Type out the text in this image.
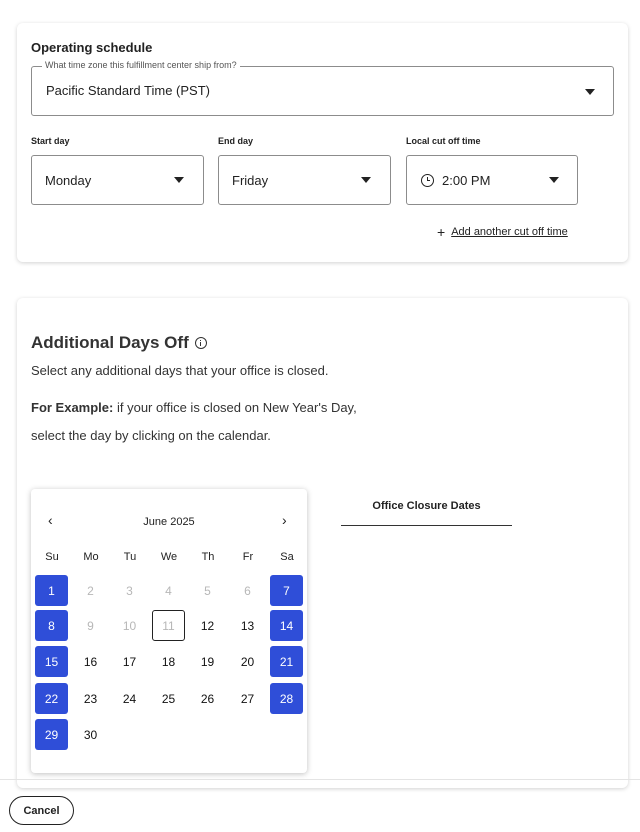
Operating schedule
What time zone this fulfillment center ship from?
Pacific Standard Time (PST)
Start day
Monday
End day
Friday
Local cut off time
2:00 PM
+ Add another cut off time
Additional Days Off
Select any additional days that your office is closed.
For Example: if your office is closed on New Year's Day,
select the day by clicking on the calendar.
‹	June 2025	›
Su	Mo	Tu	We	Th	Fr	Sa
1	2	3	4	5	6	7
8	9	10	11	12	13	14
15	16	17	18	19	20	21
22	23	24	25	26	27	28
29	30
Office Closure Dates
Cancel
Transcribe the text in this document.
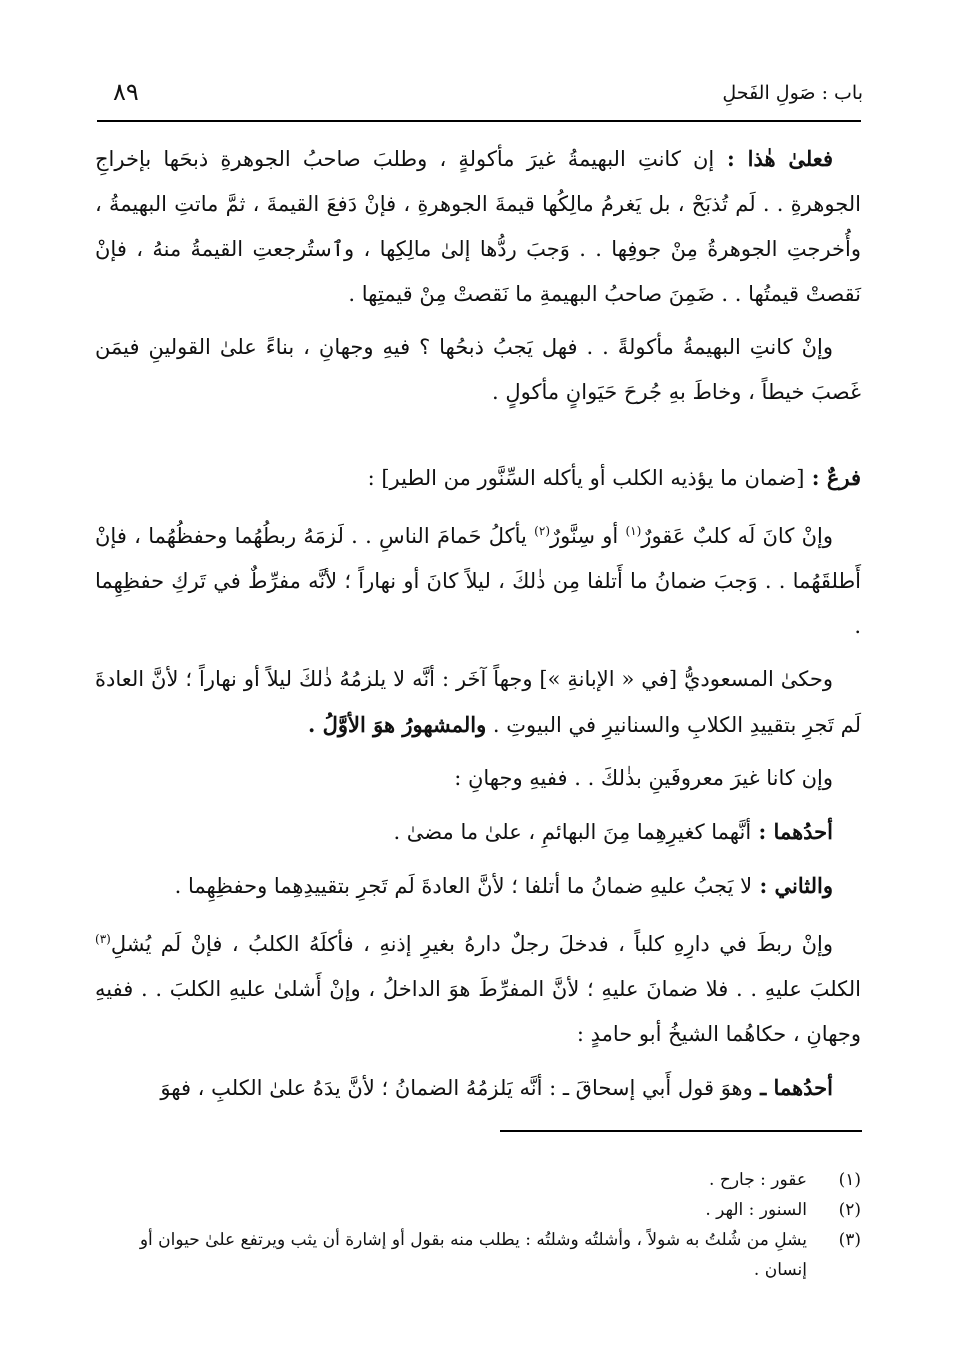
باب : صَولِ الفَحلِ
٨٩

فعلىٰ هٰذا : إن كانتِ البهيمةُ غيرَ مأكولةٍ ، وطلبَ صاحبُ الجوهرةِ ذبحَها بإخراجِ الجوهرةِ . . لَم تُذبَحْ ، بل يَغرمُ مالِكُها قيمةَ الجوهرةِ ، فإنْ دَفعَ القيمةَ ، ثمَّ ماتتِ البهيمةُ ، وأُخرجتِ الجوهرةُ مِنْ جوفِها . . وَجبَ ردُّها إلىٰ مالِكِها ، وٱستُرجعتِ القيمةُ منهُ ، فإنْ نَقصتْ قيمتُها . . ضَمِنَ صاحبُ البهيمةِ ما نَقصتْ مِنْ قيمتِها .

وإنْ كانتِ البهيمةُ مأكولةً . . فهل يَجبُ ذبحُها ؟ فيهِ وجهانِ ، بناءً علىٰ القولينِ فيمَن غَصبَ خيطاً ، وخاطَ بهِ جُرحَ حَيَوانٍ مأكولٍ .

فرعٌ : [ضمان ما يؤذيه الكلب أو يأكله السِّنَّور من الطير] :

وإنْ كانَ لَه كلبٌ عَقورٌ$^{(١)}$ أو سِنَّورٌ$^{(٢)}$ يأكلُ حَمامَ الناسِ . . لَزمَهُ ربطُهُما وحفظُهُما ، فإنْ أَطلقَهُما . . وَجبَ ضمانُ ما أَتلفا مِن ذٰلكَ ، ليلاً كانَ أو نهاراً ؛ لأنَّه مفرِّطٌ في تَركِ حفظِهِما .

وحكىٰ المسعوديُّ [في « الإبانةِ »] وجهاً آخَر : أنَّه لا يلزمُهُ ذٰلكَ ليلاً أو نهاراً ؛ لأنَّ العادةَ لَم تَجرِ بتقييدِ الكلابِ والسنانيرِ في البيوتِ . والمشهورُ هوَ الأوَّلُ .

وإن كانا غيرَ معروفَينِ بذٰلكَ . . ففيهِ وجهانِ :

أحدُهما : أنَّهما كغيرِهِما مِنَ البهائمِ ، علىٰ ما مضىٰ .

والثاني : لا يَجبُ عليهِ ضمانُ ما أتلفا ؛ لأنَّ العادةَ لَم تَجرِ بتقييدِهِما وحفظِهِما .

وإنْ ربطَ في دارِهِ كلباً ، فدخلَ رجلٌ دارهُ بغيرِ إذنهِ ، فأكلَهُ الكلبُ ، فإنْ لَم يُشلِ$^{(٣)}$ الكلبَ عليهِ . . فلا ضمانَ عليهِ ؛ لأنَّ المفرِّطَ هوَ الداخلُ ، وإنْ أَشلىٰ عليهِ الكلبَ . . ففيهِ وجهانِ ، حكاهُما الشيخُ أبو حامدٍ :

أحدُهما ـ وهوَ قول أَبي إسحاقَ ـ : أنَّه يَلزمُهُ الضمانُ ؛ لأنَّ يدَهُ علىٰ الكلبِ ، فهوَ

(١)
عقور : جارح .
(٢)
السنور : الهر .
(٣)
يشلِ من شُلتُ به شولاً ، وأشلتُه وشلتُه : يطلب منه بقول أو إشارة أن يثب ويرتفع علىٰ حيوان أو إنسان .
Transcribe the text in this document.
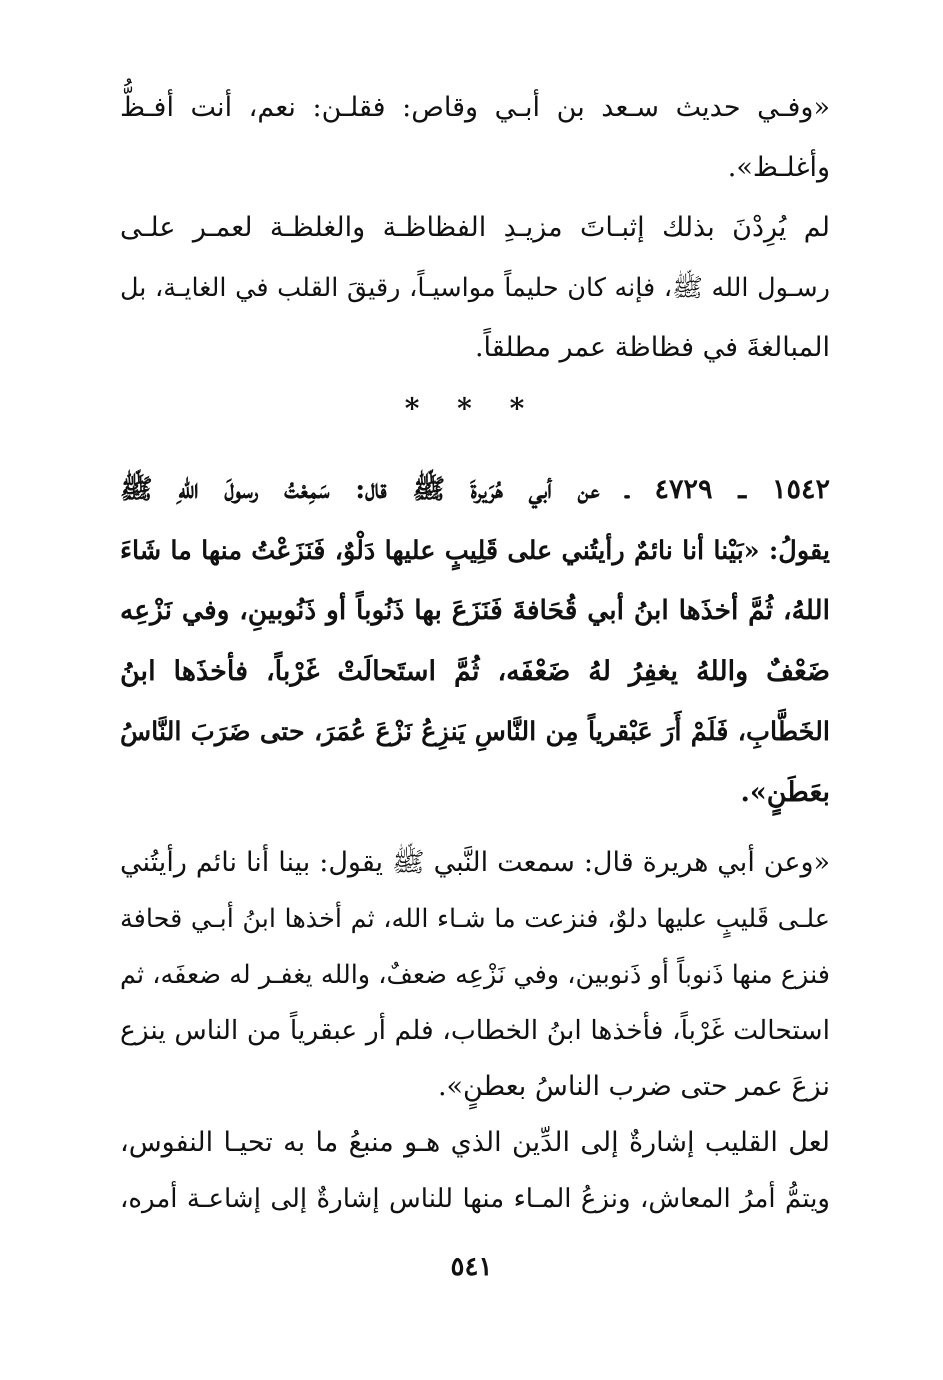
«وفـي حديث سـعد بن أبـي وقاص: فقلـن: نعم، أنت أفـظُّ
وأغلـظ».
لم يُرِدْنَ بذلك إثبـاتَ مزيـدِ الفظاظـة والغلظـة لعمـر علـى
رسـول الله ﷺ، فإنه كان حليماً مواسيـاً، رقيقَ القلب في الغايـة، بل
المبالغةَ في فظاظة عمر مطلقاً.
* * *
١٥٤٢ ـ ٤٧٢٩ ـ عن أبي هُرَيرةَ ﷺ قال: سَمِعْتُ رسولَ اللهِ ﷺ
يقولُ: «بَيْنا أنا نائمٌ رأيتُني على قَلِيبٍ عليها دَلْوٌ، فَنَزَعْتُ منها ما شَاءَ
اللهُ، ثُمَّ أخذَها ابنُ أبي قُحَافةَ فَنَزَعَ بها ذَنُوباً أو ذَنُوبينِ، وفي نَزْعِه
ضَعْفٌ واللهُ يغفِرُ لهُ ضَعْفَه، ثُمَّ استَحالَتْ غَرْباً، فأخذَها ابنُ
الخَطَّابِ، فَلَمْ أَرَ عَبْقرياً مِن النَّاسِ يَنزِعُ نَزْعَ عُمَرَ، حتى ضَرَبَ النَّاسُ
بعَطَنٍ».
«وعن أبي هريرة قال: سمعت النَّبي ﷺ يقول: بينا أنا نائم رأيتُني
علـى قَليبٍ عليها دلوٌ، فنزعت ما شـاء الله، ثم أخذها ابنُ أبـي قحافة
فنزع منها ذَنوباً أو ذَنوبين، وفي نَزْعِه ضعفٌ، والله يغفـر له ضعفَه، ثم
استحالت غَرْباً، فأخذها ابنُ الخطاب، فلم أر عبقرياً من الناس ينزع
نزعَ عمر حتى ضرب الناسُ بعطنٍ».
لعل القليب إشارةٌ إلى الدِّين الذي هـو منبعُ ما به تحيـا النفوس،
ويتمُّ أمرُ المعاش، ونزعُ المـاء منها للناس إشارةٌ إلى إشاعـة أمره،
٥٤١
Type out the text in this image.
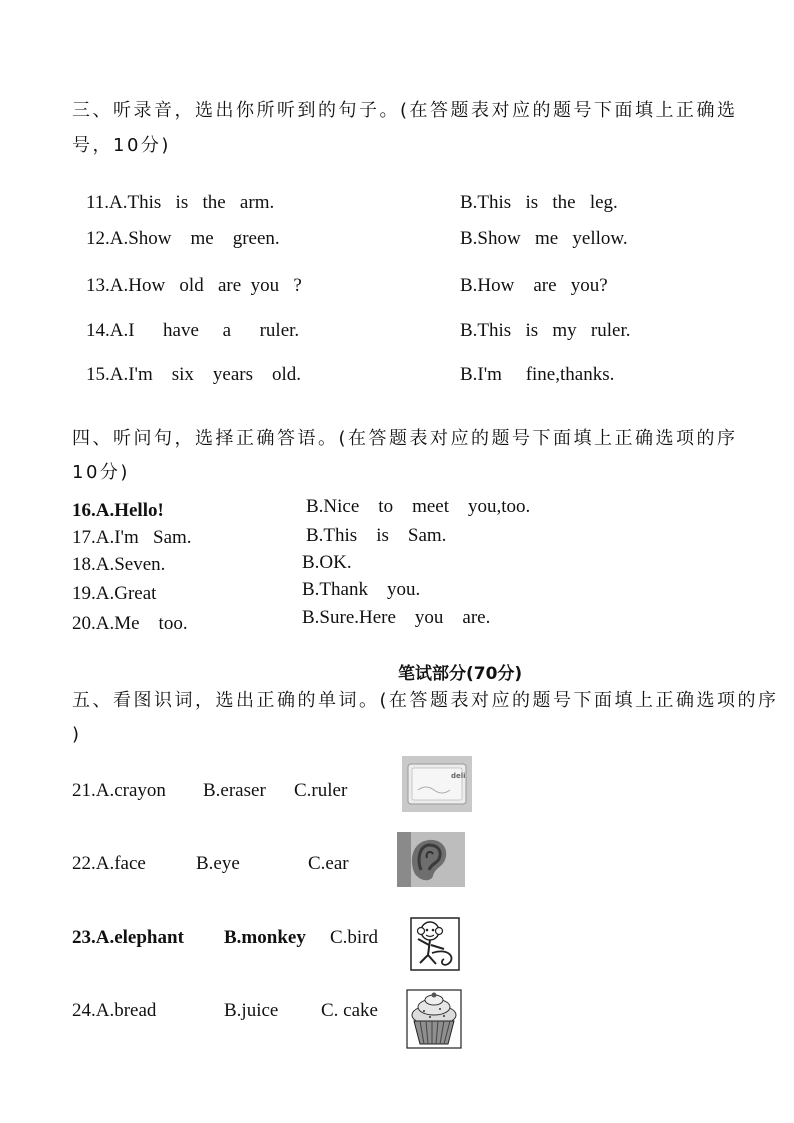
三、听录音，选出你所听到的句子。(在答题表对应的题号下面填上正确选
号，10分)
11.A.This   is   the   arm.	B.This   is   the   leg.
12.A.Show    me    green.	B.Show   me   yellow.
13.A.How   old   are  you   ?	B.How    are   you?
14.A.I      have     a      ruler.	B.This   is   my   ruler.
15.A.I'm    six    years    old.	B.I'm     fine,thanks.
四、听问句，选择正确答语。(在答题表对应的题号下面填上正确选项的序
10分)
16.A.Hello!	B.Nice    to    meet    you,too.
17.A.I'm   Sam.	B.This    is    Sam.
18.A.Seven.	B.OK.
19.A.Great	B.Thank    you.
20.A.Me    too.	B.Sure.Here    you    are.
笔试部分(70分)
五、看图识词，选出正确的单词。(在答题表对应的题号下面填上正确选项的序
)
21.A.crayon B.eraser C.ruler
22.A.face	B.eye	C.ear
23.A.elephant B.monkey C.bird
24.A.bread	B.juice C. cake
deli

▬▬▬▬▬▬▬▬▬▬

[Instruction]: Reproduce the full listing faithfully, but do not carry over any pictures.

[Full answer]:
Type out the text in this image.
Operating schedule
What time zone this fulfillment center ship from?
Pacific Standard Time (PST)
Start day
Monday
End day
Friday
Local cut off time
2:00 PM
+ Add another cut off time
Additional Days Off
Select any additional days that your office is closed.
For Example: if your office is closed on New Year's Day,
select the day by clicking on the calendar.
‹	June 2025	›
Su	Mo	Tu	We	Th	Fr	Sa
1	2	3	4	5	6	7
8	9	10	11	12	13	14
15	16	17	18	19	20	21
22	23	24	25	26	27	28
29	30
Office Closure Dates
Cancel
Transcribe the text in this document.
باب : صَولِ الفَحلِ
٨٩

فعلىٰ هٰذا : إن كانتِ البهيمةُ غيرَ مأكولةٍ ، وطلبَ صاحبُ الجوهرةِ ذبحَها بإخراجِ الجوهرةِ . . لَم تُذبَحْ ، بل يَغرمُ مالِكُها قيمةَ الجوهرةِ ، فإنْ دَفعَ القيمةَ ، ثمَّ ماتتِ البهيمةُ ، وأُخرجتِ الجوهرةُ مِنْ جوفِها . . وَجبَ ردُّها إلىٰ مالِكِها ، وٱستُرجعتِ القيمةُ منهُ ، فإنْ نَقصتْ قيمتُها . . ضَمِنَ صاحبُ البهيمةِ ما نَقصتْ مِنْ قيمتِها .

وإنْ كانتِ البهيمةُ مأكولةً . . فهل يَجبُ ذبحُها ؟ فيهِ وجهانِ ، بناءً علىٰ القولينِ فيمَن غَصبَ خيطاً ، وخاطَ بهِ جُرحَ حَيَوانٍ مأكولٍ .

فرعٌ : [ضمان ما يؤذيه الكلب أو يأكله السِّنَّور من الطير] :

وإنْ كانَ لَه كلبٌ عَقورٌ$^{(١)}$ أو سِنَّورٌ$^{(٢)}$ يأكلُ حَمامَ الناسِ . . لَزمَهُ ربطُهُما وحفظُهُما ، فإنْ أَطلقَهُما . . وَجبَ ضمانُ ما أَتلفا مِن ذٰلكَ ، ليلاً كانَ أو نهاراً ؛ لأنَّه مفرِّطٌ في تَركِ حفظِهِما .

وحكىٰ المسعوديُّ [في « الإبانةِ »] وجهاً آخَر : أنَّه لا يلزمُهُ ذٰلكَ ليلاً أو نهاراً ؛ لأنَّ العادةَ لَم تَجرِ بتقييدِ الكلابِ والسنانيرِ في البيوتِ . والمشهورُ هوَ الأوَّلُ .

وإن كانا غيرَ معروفَينِ بذٰلكَ . . ففيهِ وجهانِ :

أحدُهما : أنَّهما كغيرِهِما مِنَ البهائمِ ، علىٰ ما مضىٰ .

والثاني : لا يَجبُ عليهِ ضمانُ ما أتلفا ؛ لأنَّ العادةَ لَم تَجرِ بتقييدِهِما وحفظِهِما .

وإنْ ربطَ في دارِهِ كلباً ، فدخلَ رجلٌ دارهُ بغيرِ إذنهِ ، فأكلَهُ الكلبُ ، فإنْ لَم يُشلِ$^{(٣)}$ الكلبَ عليهِ . . فلا ضمانَ عليهِ ؛ لأنَّ المفرِّطَ هوَ الداخلُ ، وإنْ أَشلىٰ عليهِ الكلبَ . . ففيهِ وجهانِ ، حكاهُما الشيخُ أبو حامدٍ :

أحدُهما ـ وهوَ قول أَبي إسحاقَ ـ : أنَّه يَلزمُهُ الضمانُ ؛ لأنَّ يدَهُ علىٰ الكلبِ ، فهوَ

(١)
عقور : جارح .
(٢)
السنور : الهر .
(٣)
يشلِ من شُلتُ به شولاً ، وأشلتُه وشلتُه : يطلب منه بقول أو إشارة أن يثب ويرتفع علىٰ حيوان أو إنسان .
Transcribe the text in this document.
«وفـي حديث سـعد بن أبـي وقاص: فقلـن: نعم، أنت أفـظُّ
وأغلـظ».
لم يُرِدْنَ بذلك إثبـاتَ مزيـدِ الفظاظـة والغلظـة لعمـر علـى
رسـول الله ﷺ، فإنه كان حليماً مواسيـاً، رقيقَ القلب في الغايـة، بل
المبالغةَ في فظاظة عمر مطلقاً.
* * *
١٥٤٢ ـ ٤٧٢٩ ـ عن أبي هُرَيرةَ ﷺ قال: سَمِعْتُ رسولَ اللهِ ﷺ
يقولُ: «بَيْنا أنا نائمٌ رأيتُني على قَلِيبٍ عليها دَلْوٌ، فَنَزَعْتُ منها ما شَاءَ
اللهُ، ثُمَّ أخذَها ابنُ أبي قُحَافةَ فَنَزَعَ بها ذَنُوباً أو ذَنُوبينِ، وفي نَزْعِه
ضَعْفٌ واللهُ يغفِرُ لهُ ضَعْفَه، ثُمَّ استَحالَتْ غَرْباً، فأخذَها ابنُ
الخَطَّابِ، فَلَمْ أَرَ عَبْقرياً مِن النَّاسِ يَنزِعُ نَزْعَ عُمَرَ، حتى ضَرَبَ النَّاسُ
بعَطَنٍ».
«وعن أبي هريرة قال: سمعت النَّبي ﷺ يقول: بينا أنا نائم رأيتُني
علـى قَليبٍ عليها دلوٌ، فنزعت ما شـاء الله، ثم أخذها ابنُ أبـي قحافة
فنزع منها ذَنوباً أو ذَنوبين، وفي نَزْعِه ضعفٌ، والله يغفـر له ضعفَه، ثم
استحالت غَرْباً، فأخذها ابنُ الخطاب، فلم أر عبقرياً من الناس ينزع
نزعَ عمر حتى ضرب الناسُ بعطنٍ».
لعل القليب إشارةٌ إلى الدِّين الذي هـو منبعُ ما به تحيـا النفوس،
ويتمُّ أمرُ المعاش، ونزعُ المـاء منها للناس إشارةٌ إلى إشاعـة أمره،
٥٤١
Type out the text in this image.
三、听录音，选出你所听到的句子。(在答题表对应的题号下面填上正确选
号，10分)
11.A.This   is   the   arm.	B.This   is   the   leg.
12.A.Show    me    green.	B.Show   me   yellow.
13.A.How   old   are  you   ?	B.How    are   you?
14.A.I      have     a      ruler.	B.This   is   my   ruler.
15.A.I'm    six    years    old.	B.I'm     fine,thanks.
四、听问句，选择正确答语。(在答题表对应的题号下面填上正确选项的序
10分)
16.A.Hello!	B.Nice    to    meet    you,too.
17.A.I'm   Sam.	B.This    is    Sam.
18.A.Seven.	B.OK.
19.A.Great	B.Thank    you.
20.A.Me    too.	B.Sure.Here    you    are.
笔试部分(70分)
五、看图识词，选出正确的单词。(在答题表对应的题号下面填上正确选项的序
)
21.A.crayon B.eraser C.ruler
22.A.face	B.eye	C.ear
23.A.elephant B.monkey C.bird
24.A.bread	B.juice C. cake
deli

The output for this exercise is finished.